▶ _Exercise_:
Gather up the lines that contain "title".

▶ _Recorded information_:
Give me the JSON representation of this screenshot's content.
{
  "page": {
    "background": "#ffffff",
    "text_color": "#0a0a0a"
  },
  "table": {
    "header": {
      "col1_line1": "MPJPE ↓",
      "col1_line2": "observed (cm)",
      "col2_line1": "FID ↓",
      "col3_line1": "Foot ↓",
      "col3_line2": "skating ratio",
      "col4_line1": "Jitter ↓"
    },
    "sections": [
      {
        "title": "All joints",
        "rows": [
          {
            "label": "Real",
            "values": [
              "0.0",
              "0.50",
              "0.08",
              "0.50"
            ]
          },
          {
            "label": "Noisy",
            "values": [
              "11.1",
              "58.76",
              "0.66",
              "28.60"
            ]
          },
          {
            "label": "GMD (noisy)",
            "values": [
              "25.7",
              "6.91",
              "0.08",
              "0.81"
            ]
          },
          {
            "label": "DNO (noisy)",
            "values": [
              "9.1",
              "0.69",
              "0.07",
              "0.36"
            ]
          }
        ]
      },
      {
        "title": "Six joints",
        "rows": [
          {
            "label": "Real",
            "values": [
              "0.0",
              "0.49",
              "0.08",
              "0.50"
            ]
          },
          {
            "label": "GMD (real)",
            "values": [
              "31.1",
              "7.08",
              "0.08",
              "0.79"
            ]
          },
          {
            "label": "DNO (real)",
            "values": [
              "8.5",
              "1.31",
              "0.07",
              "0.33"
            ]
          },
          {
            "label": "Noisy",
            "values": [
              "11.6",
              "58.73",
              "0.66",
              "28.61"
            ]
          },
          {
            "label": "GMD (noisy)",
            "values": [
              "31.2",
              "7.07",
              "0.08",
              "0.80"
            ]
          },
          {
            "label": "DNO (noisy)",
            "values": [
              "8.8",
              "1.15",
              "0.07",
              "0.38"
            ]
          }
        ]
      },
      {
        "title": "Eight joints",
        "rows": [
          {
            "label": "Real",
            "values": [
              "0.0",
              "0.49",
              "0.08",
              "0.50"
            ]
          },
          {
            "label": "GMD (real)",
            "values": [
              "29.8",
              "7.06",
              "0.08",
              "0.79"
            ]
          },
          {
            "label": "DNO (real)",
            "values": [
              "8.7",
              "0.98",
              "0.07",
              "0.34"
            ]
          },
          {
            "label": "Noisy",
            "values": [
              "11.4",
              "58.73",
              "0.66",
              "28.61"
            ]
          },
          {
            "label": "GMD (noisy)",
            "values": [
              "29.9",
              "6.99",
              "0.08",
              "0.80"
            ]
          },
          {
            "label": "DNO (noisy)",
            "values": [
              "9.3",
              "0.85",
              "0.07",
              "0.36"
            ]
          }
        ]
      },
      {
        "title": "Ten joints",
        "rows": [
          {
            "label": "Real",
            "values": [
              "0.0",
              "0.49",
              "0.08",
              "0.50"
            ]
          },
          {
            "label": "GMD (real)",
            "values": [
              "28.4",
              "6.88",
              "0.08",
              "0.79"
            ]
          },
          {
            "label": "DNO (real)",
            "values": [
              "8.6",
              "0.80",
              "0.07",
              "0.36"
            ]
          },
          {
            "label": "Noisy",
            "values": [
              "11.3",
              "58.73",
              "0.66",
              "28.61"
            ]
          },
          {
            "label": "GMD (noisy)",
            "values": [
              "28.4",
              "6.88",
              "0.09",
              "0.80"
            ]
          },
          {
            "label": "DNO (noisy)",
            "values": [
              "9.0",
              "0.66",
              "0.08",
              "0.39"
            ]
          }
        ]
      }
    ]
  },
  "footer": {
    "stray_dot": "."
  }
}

▶ _Finished exercise_:
        "title": "All joints",
        "title": "Six joints",
        "title": "Eight joints",
        "title": "Ten joints",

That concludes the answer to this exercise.